STATED TASK: Search the material below for the string "Spectral" and list each line that holds it.

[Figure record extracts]

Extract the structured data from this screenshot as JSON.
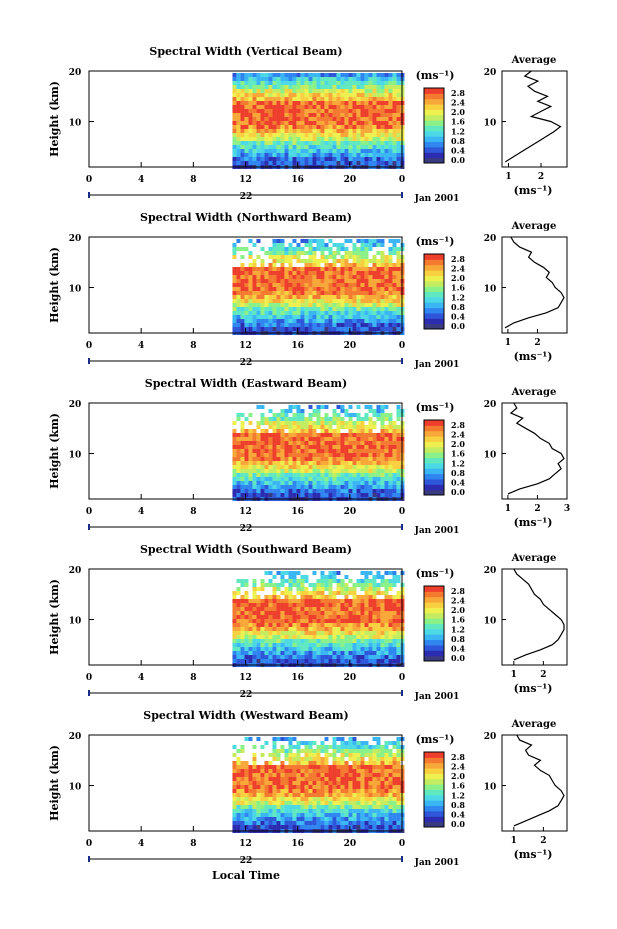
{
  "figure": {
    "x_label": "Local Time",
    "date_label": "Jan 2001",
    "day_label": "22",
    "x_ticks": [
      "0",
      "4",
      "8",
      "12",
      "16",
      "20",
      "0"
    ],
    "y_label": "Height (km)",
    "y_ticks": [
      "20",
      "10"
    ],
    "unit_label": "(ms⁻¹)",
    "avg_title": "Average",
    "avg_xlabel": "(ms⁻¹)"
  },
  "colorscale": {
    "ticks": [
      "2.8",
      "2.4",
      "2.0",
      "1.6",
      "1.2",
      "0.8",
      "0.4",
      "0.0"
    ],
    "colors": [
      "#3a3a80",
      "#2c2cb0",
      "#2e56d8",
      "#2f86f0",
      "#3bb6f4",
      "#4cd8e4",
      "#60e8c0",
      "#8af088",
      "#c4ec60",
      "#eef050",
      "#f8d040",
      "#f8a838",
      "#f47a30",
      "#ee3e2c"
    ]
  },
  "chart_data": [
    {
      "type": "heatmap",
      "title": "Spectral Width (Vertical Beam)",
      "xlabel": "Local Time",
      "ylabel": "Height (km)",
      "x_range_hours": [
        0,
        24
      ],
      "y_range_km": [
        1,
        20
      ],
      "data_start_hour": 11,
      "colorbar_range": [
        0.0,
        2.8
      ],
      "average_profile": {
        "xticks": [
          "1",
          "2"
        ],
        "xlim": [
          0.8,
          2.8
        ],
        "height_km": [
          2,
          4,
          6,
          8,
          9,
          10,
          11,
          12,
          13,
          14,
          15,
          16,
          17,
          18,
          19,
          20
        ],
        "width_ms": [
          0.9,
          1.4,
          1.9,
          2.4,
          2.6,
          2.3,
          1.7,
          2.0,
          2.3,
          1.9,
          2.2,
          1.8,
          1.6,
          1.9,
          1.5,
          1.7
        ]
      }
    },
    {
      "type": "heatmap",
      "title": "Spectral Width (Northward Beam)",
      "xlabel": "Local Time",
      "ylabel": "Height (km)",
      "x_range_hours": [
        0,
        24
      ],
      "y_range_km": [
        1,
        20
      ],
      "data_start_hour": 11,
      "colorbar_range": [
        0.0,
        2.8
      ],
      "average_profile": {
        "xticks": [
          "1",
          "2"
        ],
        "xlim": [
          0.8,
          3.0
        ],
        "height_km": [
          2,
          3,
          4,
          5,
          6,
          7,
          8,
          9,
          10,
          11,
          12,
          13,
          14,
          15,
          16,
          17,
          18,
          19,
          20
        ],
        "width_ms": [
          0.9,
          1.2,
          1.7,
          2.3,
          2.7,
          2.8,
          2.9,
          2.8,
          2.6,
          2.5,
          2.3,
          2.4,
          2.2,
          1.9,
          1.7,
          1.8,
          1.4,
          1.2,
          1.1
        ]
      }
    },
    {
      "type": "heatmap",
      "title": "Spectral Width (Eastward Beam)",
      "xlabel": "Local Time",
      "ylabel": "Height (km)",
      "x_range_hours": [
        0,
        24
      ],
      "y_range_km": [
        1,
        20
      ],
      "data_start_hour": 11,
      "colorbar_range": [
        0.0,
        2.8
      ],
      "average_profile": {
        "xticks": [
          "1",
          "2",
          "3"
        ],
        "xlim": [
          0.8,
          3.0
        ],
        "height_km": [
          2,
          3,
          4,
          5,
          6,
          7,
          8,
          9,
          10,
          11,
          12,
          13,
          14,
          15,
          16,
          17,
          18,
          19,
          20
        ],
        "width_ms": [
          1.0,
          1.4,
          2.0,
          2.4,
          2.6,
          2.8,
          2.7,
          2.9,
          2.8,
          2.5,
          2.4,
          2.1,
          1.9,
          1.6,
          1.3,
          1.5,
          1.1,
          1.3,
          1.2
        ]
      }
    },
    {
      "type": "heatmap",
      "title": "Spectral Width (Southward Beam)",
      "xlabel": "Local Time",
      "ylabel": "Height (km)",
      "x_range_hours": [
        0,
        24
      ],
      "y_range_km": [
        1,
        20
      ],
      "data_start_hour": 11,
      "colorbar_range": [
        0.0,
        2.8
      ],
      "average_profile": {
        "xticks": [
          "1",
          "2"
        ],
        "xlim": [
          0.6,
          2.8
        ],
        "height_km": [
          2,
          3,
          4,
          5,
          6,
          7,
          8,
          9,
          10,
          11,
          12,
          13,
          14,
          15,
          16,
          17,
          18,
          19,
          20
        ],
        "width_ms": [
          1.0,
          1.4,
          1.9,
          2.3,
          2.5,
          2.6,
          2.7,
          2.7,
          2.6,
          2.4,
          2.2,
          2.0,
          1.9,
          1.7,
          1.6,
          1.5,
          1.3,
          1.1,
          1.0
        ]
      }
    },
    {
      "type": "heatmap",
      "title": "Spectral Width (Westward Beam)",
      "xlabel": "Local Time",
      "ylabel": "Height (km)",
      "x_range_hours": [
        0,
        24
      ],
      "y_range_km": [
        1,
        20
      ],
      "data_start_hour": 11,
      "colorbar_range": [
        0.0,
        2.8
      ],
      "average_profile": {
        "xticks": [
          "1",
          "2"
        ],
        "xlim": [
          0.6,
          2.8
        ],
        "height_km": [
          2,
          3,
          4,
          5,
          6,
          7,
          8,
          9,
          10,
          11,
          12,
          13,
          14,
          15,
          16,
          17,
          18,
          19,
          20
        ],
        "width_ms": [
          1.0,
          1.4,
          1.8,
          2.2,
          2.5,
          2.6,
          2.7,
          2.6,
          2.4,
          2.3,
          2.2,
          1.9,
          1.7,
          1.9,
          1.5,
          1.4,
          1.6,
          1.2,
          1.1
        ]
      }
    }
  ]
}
==
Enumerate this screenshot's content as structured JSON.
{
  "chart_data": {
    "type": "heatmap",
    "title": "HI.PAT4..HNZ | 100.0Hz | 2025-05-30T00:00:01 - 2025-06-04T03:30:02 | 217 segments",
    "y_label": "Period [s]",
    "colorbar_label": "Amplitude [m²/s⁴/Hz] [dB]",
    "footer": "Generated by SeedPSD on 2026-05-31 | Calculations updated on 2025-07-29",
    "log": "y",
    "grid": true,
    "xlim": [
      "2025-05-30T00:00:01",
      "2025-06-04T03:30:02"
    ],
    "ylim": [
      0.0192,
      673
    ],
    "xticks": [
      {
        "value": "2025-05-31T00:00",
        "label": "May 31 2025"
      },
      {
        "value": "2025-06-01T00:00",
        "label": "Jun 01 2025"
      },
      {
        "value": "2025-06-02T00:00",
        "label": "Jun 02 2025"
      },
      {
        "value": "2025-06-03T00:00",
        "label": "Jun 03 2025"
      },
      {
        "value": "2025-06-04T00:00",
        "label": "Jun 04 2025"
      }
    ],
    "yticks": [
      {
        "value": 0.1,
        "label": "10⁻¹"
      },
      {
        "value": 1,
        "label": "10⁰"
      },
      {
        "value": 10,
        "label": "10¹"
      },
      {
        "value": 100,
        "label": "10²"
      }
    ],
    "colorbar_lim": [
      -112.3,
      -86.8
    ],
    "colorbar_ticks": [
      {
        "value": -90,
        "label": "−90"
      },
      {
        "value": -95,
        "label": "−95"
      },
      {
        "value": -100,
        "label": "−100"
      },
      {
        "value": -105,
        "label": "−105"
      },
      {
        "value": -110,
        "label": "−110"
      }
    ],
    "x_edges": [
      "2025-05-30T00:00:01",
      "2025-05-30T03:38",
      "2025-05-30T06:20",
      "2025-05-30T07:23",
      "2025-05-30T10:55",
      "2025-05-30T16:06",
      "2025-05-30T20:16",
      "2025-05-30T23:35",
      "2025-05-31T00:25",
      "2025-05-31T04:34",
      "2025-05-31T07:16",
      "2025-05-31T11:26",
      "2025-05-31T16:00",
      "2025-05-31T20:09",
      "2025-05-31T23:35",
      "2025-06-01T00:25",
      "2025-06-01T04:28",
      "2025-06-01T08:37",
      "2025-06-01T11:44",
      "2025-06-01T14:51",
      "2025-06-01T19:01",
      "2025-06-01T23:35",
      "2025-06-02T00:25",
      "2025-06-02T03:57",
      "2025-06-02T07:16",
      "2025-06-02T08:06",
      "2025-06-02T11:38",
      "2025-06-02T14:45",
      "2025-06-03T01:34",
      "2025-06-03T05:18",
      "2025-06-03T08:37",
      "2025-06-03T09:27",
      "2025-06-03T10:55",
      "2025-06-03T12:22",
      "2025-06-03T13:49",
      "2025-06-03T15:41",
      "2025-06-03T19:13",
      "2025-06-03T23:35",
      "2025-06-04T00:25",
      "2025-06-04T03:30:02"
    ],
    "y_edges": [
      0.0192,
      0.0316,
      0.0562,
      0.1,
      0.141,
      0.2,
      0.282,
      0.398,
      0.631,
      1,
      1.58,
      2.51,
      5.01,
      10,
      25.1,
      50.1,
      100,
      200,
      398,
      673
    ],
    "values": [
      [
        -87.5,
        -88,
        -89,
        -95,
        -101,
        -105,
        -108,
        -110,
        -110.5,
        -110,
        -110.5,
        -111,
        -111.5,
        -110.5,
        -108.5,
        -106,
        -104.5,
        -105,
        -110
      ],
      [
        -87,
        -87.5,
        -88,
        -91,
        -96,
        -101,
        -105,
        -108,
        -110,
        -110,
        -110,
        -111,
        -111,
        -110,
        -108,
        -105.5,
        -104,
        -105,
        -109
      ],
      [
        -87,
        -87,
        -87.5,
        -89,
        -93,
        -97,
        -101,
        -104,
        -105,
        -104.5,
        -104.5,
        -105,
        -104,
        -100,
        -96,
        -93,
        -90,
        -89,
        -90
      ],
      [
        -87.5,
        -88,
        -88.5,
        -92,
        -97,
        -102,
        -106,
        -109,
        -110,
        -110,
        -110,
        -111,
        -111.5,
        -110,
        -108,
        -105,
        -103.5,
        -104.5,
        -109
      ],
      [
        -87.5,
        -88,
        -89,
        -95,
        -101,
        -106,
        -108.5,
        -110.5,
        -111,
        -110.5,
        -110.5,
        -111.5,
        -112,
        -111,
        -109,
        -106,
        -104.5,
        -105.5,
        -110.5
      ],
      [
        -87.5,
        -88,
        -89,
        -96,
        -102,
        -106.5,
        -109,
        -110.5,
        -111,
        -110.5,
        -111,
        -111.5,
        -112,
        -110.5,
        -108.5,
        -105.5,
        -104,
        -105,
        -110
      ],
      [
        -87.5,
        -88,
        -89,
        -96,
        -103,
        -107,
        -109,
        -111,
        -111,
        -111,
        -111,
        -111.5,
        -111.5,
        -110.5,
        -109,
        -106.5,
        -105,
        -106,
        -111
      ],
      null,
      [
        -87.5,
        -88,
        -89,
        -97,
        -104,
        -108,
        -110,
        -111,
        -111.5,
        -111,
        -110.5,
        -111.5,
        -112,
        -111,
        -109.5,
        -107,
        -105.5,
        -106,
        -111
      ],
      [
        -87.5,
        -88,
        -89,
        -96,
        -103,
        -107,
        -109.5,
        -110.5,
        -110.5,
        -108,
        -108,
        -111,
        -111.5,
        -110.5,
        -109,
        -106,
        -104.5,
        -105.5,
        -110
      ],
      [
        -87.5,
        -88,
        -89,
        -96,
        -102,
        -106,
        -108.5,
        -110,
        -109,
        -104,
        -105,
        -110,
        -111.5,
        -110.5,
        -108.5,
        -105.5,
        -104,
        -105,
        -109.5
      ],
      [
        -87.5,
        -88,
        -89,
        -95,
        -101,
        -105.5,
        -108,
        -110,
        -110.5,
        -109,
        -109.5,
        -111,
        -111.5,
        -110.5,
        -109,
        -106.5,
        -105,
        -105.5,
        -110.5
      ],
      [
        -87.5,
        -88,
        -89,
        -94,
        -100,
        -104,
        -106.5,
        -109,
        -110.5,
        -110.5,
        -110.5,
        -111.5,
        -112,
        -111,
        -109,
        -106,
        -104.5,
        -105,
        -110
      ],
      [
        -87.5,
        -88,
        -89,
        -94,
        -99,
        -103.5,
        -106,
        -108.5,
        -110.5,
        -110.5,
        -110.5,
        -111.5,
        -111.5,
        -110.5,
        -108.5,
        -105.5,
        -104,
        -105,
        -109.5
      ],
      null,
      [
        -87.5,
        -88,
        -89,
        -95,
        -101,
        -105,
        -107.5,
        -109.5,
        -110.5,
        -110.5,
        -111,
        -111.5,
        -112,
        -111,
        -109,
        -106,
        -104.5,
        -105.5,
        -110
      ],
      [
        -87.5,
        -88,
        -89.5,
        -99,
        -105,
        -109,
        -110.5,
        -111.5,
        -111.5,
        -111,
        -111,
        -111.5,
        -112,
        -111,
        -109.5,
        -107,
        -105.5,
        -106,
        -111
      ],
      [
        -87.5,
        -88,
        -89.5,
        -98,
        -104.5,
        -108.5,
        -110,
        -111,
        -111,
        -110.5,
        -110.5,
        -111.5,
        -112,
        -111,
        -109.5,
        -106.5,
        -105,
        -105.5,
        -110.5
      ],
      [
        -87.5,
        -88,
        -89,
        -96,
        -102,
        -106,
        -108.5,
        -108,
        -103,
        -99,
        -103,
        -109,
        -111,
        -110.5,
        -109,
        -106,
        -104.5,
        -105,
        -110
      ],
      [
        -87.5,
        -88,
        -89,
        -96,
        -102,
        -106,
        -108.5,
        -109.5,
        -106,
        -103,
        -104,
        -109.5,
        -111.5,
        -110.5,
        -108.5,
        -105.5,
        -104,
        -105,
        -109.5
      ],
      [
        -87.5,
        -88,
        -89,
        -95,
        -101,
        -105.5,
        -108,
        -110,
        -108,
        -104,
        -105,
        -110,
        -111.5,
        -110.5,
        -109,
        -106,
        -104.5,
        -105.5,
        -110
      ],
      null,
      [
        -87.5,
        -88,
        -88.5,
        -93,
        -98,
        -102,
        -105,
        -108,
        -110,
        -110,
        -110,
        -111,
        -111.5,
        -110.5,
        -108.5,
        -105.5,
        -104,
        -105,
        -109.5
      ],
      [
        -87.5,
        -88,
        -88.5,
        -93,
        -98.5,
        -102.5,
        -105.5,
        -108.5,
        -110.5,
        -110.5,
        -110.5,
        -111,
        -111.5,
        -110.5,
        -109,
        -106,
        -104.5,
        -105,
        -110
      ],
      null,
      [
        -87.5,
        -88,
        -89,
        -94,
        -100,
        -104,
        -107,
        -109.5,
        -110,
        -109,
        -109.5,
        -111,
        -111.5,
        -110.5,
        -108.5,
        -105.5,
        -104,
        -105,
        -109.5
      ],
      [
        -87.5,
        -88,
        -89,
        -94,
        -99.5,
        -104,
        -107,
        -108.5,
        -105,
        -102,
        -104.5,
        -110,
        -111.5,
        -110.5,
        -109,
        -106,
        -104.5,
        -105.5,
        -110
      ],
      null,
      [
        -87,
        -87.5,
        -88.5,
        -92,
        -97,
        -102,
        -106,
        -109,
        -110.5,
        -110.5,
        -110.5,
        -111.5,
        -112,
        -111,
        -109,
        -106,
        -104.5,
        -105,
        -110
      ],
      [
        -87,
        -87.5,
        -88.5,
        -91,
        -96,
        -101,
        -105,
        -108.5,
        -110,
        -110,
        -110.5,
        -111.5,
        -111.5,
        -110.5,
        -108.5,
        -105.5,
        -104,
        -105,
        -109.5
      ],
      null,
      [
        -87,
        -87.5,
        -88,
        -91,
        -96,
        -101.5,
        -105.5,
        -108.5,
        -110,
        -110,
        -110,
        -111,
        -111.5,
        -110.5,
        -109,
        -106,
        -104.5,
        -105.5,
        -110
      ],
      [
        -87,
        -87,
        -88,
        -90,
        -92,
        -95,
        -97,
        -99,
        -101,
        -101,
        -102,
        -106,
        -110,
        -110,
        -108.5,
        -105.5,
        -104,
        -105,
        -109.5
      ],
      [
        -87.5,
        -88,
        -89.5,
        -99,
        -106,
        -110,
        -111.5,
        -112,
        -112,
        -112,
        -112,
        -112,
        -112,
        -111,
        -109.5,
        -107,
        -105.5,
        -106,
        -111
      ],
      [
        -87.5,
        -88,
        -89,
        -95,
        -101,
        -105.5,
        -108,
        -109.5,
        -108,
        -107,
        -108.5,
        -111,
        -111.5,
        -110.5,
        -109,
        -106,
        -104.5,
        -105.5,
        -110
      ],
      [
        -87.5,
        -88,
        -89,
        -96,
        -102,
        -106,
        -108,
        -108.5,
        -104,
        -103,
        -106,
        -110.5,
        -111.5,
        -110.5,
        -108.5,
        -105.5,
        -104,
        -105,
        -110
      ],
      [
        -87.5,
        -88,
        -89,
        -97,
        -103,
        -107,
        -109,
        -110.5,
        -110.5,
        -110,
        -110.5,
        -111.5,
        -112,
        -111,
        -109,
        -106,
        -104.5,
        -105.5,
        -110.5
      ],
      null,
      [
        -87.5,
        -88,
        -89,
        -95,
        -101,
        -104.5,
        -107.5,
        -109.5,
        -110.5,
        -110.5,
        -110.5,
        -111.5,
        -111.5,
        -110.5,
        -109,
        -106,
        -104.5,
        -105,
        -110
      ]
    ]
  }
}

RESULT OF THIS EXERCISE:
      "title": "Spectral Width (Vertical Beam)",
      "title": "Spectral Width (Northward Beam)",
      "title": "Spectral Width (Eastward Beam)",
      "title": "Spectral Width (Southward Beam)",
      "title": "Spectral Width (Westward Beam)",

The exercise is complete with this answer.